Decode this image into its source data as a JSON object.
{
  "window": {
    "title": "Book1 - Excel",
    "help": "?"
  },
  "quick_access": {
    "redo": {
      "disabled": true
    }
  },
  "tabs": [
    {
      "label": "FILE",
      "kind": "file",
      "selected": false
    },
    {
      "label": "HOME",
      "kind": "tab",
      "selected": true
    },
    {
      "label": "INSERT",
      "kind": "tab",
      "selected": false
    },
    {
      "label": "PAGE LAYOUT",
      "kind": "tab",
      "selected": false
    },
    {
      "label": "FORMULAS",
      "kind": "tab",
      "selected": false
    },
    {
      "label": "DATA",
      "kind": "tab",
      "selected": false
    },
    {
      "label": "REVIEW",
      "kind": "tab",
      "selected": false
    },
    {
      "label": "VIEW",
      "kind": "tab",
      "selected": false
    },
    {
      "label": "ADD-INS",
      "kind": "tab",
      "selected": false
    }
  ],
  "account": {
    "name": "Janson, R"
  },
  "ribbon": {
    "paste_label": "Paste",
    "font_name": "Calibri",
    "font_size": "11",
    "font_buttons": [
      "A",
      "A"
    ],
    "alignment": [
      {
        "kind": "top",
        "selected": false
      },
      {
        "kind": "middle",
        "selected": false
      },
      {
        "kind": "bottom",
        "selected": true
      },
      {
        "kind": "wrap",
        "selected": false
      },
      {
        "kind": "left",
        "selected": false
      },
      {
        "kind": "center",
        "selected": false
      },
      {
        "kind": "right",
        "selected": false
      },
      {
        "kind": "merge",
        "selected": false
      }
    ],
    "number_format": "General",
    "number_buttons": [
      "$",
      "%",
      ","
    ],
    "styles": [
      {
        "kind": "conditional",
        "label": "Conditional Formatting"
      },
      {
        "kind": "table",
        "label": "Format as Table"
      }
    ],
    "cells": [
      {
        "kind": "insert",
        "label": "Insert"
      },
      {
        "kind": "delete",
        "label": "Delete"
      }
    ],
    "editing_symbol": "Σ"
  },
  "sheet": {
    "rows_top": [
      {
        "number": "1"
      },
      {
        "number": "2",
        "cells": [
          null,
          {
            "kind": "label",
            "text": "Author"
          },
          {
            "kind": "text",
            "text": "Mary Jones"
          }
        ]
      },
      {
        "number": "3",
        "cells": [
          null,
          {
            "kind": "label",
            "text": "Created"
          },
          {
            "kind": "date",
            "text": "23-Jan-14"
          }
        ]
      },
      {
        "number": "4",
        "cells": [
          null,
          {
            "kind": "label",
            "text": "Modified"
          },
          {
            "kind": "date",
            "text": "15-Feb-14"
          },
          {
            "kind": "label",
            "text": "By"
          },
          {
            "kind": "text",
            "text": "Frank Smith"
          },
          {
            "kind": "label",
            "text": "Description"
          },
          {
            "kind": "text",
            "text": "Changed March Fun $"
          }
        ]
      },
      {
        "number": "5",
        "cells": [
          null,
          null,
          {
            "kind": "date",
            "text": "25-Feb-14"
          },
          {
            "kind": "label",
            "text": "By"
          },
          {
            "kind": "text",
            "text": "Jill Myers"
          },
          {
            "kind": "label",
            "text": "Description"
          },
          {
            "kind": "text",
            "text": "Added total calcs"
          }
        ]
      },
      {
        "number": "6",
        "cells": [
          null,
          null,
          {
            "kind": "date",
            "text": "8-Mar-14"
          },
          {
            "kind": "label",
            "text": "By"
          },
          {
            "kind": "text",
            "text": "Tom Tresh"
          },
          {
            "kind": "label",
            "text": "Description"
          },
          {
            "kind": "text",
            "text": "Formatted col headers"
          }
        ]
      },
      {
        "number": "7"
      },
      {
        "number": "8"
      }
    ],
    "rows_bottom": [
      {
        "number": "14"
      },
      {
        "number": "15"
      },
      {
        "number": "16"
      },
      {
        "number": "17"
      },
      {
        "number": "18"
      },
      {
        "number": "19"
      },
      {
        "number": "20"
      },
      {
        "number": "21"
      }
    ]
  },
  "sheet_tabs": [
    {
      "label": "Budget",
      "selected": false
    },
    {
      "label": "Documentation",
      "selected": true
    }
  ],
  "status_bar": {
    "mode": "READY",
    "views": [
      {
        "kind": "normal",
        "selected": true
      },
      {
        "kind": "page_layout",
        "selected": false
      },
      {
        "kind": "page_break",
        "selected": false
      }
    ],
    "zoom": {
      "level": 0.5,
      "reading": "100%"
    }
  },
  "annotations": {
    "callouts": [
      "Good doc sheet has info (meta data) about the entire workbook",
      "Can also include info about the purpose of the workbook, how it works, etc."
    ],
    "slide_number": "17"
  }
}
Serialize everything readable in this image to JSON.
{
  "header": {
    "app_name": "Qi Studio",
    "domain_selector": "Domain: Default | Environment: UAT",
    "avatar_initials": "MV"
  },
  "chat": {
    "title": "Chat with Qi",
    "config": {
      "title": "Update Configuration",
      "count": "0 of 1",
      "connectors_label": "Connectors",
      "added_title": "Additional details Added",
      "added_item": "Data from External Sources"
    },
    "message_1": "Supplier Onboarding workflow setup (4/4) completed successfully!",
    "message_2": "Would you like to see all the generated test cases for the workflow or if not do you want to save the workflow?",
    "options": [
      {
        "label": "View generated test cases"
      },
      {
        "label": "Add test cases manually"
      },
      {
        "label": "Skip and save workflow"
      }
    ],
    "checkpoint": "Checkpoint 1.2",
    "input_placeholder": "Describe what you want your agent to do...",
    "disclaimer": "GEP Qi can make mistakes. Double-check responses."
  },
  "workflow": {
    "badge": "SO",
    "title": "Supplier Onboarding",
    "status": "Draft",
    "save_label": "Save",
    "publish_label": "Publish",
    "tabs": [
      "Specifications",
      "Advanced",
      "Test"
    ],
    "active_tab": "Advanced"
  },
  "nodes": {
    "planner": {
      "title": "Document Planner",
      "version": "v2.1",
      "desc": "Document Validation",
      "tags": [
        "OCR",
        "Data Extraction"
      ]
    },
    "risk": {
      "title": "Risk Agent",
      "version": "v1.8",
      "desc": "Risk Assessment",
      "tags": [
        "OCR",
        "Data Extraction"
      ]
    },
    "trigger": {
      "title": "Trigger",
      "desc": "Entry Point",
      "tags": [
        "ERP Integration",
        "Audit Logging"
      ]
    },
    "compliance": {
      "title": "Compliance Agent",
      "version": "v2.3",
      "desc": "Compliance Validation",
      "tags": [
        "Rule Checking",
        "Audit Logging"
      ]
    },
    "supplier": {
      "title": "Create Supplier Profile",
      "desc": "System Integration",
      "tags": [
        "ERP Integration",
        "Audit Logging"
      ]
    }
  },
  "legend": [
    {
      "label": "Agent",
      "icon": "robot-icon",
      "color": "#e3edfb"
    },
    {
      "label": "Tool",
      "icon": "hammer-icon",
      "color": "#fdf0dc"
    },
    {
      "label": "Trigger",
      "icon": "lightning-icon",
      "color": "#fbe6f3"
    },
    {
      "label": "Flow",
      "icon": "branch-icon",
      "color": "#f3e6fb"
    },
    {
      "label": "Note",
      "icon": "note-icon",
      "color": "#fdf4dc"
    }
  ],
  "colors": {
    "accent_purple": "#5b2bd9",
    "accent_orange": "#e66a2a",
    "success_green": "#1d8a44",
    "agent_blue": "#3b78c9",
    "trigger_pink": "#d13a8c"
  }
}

□ □ □ □ □ □ □

Task objective -> Quote all of the entries exactly as they appear.

Exercise response ->
Decode this image into its source data as a JSON object.
{
  "window": {
    "title": "Book1 - Excel",
    "help": "?"
  },
  "quick_access": {
    "redo": {
      "disabled": true
    }
  },
  "tabs": [
    {
      "label": "FILE",
      "kind": "file",
      "selected": false
    },
    {
      "label": "HOME",
      "kind": "tab",
      "selected": true
    },
    {
      "label": "INSERT",
      "kind": "tab",
      "selected": false
    },
    {
      "label": "PAGE LAYOUT",
      "kind": "tab",
      "selected": false
    },
    {
      "label": "FORMULAS",
      "kind": "tab",
      "selected": false
    },
    {
      "label": "DATA",
      "kind": "tab",
      "selected": false
    },
    {
      "label": "REVIEW",
      "kind": "tab",
      "selected": false
    },
    {
      "label": "VIEW",
      "kind": "tab",
      "selected": false
    },
    {
      "label": "ADD-INS",
      "kind": "tab",
      "selected": false
    }
  ],
  "account": {
    "name": "Janson, R"
  },
  "ribbon": {
    "paste_label": "Paste",
    "font_name": "Calibri",
    "font_size": "11",
    "font_buttons": [
      "A",
      "A"
    ],
    "alignment": [
      {
        "kind": "top",
        "selected": false
      },
      {
        "kind": "middle",
        "selected": false
      },
      {
        "kind": "bottom",
        "selected": true
      },
      {
        "kind": "wrap",
        "selected": false
      },
      {
        "kind": "left",
        "selected": false
      },
      {
        "kind": "center",
        "selected": false
      },
      {
        "kind": "right",
        "selected": false
      },
      {
        "kind": "merge",
        "selected": false
      }
    ],
    "number_format": "General",
    "number_buttons": [
      "$",
      "%",
      ","
    ],
    "styles": [
      {
        "kind": "conditional",
        "label": "Conditional Formatting"
      },
      {
        "kind": "table",
        "label": "Format as Table"
      }
    ],
    "cells": [
      {
        "kind": "insert",
        "label": "Insert"
      },
      {
        "kind": "delete",
        "label": "Delete"
      }
    ],
    "editing_symbol": "Σ"
  },
  "sheet": {
    "rows_top": [
      {
        "number": "1"
      },
      {
        "number": "2",
        "cells": [
          null,
          {
            "kind": "label",
            "text": "Author"
          },
          {
            "kind": "text",
            "text": "Mary Jones"
          }
        ]
      },
      {
        "number": "3",
        "cells": [
          null,
          {
            "kind": "label",
            "text": "Created"
          },
          {
            "kind": "date",
            "text": "23-Jan-14"
          }
        ]
      },
      {
        "number": "4",
        "cells": [
          null,
          {
            "kind": "label",
            "text": "Modified"
          },
          {
            "kind": "date",
            "text": "15-Feb-14"
          },
          {
            "kind": "label",
            "text": "By"
          },
          {
            "kind": "text",
            "text": "Frank Smith"
          },
          {
            "kind": "label",
            "text": "Description"
          },
          {
            "kind": "text",
            "text": "Changed March Fun $"
          }
        ]
      },
      {
        "number": "5",
        "cells": [
          null,
          null,
          {
            "kind": "date",
            "text": "25-Feb-14"
          },
          {
            "kind": "label",
            "text": "By"
          },
          {
            "kind": "text",
            "text": "Jill Myers"
          },
          {
            "kind": "label",
            "text": "Description"
          },
          {
            "kind": "text",
            "text": "Added total calcs"
          }
        ]
      },
      {
        "number": "6",
        "cells": [
          null,
          null,
          {
            "kind": "date",
            "text": "8-Mar-14"
          },
          {
            "kind": "label",
            "text": "By"
          },
          {
            "kind": "text",
            "text": "Tom Tresh"
          },
          {
            "kind": "label",
            "text": "Description"
          },
          {
            "kind": "text",
            "text": "Formatted col headers"
          }
        ]
      },
      {
        "number": "7"
      },
      {
        "number": "8"
      }
    ],
    "rows_bottom": [
      {
        "number": "14"
      },
      {
        "number": "15"
      },
      {
        "number": "16"
      },
      {
        "number": "17"
      },
      {
        "number": "18"
      },
      {
        "number": "19"
      },
      {
        "number": "20"
      },
      {
        "number": "21"
      }
    ]
  },
  "sheet_tabs": [
    {
      "label": "Budget",
      "selected": false
    },
    {
      "label": "Documentation",
      "selected": true
    }
  ],
  "status_bar": {
    "mode": "READY",
    "views": [
      {
        "kind": "normal",
        "selected": true
      },
      {
        "kind": "page_layout",
        "selected": false
      },
      {
        "kind": "page_break",
        "selected": false
      }
    ],
    "zoom": {
      "level": 0.5,
      "reading": "100%"
    }
  },
  "annotations": {
    "callouts": [
      "Good doc sheet has info (meta data) about the entire workbook",
      "Can also include info about the purpose of the workbook, how it works, etc."
    ],
    "slide_number": "17"
  }
}
Serialize everything readable in this image to JSON.
{
  "header": {
    "app_name": "Qi Studio",
    "domain_selector": "Domain: Default | Environment: UAT",
    "avatar_initials": "MV"
  },
  "chat": {
    "title": "Chat with Qi",
    "config": {
      "title": "Update Configuration",
      "count": "0 of 1",
      "connectors_label": "Connectors",
      "added_title": "Additional details Added",
      "added_item": "Data from External Sources"
    },
    "message_1": "Supplier Onboarding workflow setup (4/4) completed successfully!",
    "message_2": "Would you like to see all the generated test cases for the workflow or if not do you want to save the workflow?",
    "options": [
      {
        "label": "View generated test cases"
      },
      {
        "label": "Add test cases manually"
      },
      {
        "label": "Skip and save workflow"
      }
    ],
    "checkpoint": "Checkpoint 1.2",
    "input_placeholder": "Describe what you want your agent to do...",
    "disclaimer": "GEP Qi can make mistakes. Double-check responses."
  },
  "workflow": {
    "badge": "SO",
    "title": "Supplier Onboarding",
    "status": "Draft",
    "save_label": "Save",
    "publish_label": "Publish",
    "tabs": [
      "Specifications",
      "Advanced",
      "Test"
    ],
    "active_tab": "Advanced"
  },
  "nodes": {
    "planner": {
      "title": "Document Planner",
      "version": "v2.1",
      "desc": "Document Validation",
      "tags": [
        "OCR",
        "Data Extraction"
      ]
    },
    "risk": {
      "title": "Risk Agent",
      "version": "v1.8",
      "desc": "Risk Assessment",
      "tags": [
        "OCR",
        "Data Extraction"
      ]
    },
    "trigger": {
      "title": "Trigger",
      "desc": "Entry Point",
      "tags": [
        "ERP Integration",
        "Audit Logging"
      ]
    },
    "compliance": {
      "title": "Compliance Agent",
      "version": "v2.3",
      "desc": "Compliance Validation",
      "tags": [
        "Rule Checking",
        "Audit Logging"
      ]
    },
    "supplier": {
      "title": "Create Supplier Profile",
      "desc": "System Integration",
      "tags": [
        "ERP Integration",
        "Audit Logging"
      ]
    }
  },
  "legend": [
    {
      "label": "Agent",
      "icon": "robot-icon",
      "color": "#e3edfb"
    },
    {
      "label": "Tool",
      "icon": "hammer-icon",
      "color": "#fdf0dc"
    },
    {
      "label": "Trigger",
      "icon": "lightning-icon",
      "color": "#fbe6f3"
    },
    {
      "label": "Flow",
      "icon": "branch-icon",
      "color": "#f3e6fb"
    },
    {
      "label": "Note",
      "icon": "note-icon",
      "color": "#fdf4dc"
    }
  ],
  "colors": {
    "accent_purple": "#5b2bd9",
    "accent_orange": "#e66a2a",
    "success_green": "#1d8a44",
    "agent_blue": "#3b78c9",
    "trigger_pink": "#d13a8c"
  }
}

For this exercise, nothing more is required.